Copy out the entries below in full and exactly.

════════════════════

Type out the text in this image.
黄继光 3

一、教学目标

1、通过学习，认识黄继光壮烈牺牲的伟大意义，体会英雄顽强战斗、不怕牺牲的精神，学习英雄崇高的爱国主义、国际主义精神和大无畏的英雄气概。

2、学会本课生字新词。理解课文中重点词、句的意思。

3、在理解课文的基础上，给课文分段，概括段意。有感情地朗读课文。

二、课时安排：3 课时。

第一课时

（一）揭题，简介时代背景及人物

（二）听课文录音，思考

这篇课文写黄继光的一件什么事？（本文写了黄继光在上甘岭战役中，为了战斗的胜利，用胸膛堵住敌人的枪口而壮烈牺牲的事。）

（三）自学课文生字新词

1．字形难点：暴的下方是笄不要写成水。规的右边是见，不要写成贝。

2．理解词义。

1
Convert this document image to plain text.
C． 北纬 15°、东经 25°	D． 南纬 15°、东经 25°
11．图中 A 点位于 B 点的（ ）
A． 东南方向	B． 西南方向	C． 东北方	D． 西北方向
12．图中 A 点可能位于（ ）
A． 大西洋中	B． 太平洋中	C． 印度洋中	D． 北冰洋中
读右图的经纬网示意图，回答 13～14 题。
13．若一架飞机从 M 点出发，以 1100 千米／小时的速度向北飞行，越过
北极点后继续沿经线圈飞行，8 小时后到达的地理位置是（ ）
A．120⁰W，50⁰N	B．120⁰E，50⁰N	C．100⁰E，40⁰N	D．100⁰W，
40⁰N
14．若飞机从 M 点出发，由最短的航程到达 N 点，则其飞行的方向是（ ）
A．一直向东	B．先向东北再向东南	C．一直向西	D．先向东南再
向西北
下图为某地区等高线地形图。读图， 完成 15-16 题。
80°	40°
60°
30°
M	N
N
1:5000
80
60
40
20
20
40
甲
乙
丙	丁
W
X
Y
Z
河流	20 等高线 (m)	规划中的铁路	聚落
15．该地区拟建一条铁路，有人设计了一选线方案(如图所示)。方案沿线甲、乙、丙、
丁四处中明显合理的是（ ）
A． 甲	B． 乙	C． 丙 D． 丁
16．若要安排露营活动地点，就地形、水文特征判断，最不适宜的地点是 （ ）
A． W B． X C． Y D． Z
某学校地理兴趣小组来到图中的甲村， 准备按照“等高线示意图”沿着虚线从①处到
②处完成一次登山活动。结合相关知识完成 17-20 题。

════════════════════

RESULT:
Type out the text in this image.
黄继光 3

一、教学目标

1、通过学习，认识黄继光壮烈牺牲的伟大意义，体会英雄顽强战斗、不怕牺牲的精神，学习英雄崇高的爱国主义、国际主义精神和大无畏的英雄气概。

2、学会本课生字新词。理解课文中重点词、句的意思。

3、在理解课文的基础上，给课文分段，概括段意。有感情地朗读课文。

二、课时安排：3 课时。

第一课时

（一）揭题，简介时代背景及人物

（二）听课文录音，思考

这篇课文写黄继光的一件什么事？（本文写了黄继光在上甘岭战役中，为了战斗的胜利，用胸膛堵住敌人的枪口而壮烈牺牲的事。）

（三）自学课文生字新词

1．字形难点：暴的下方是笄不要写成水。规的右边是见，不要写成贝。

2．理解词义。

1
Convert this document image to plain text.
C． 北纬 15°、东经 25°	D． 南纬 15°、东经 25°
11．图中 A 点位于 B 点的（ ）
A． 东南方向	B． 西南方向	C． 东北方	D． 西北方向
12．图中 A 点可能位于（ ）
A． 大西洋中	B． 太平洋中	C． 印度洋中	D． 北冰洋中
读右图的经纬网示意图，回答 13～14 题。
13．若一架飞机从 M 点出发，以 1100 千米／小时的速度向北飞行，越过
北极点后继续沿经线圈飞行，8 小时后到达的地理位置是（ ）
A．120⁰W，50⁰N	B．120⁰E，50⁰N	C．100⁰E，40⁰N	D．100⁰W，
40⁰N
14．若飞机从 M 点出发，由最短的航程到达 N 点，则其飞行的方向是（ ）
A．一直向东	B．先向东北再向东南	C．一直向西	D．先向东南再
向西北
下图为某地区等高线地形图。读图， 完成 15-16 题。
80°	40°
60°
30°
M	N
N
1:5000
80
60
40
20
20
40
甲
乙
丙	丁
W
X
Y
Z
河流	20 等高线 (m)	规划中的铁路	聚落
15．该地区拟建一条铁路，有人设计了一选线方案(如图所示)。方案沿线甲、乙、丙、
丁四处中明显合理的是（ ）
A． 甲	B． 乙	C． 丙 D． 丁
16．若要安排露营活动地点，就地形、水文特征判断，最不适宜的地点是 （ ）
A． W B． X C． Y D． Z
某学校地理兴趣小组来到图中的甲村， 准备按照“等高线示意图”沿着虚线从①处到
②处完成一次登山活动。结合相关知识完成 17-20 题。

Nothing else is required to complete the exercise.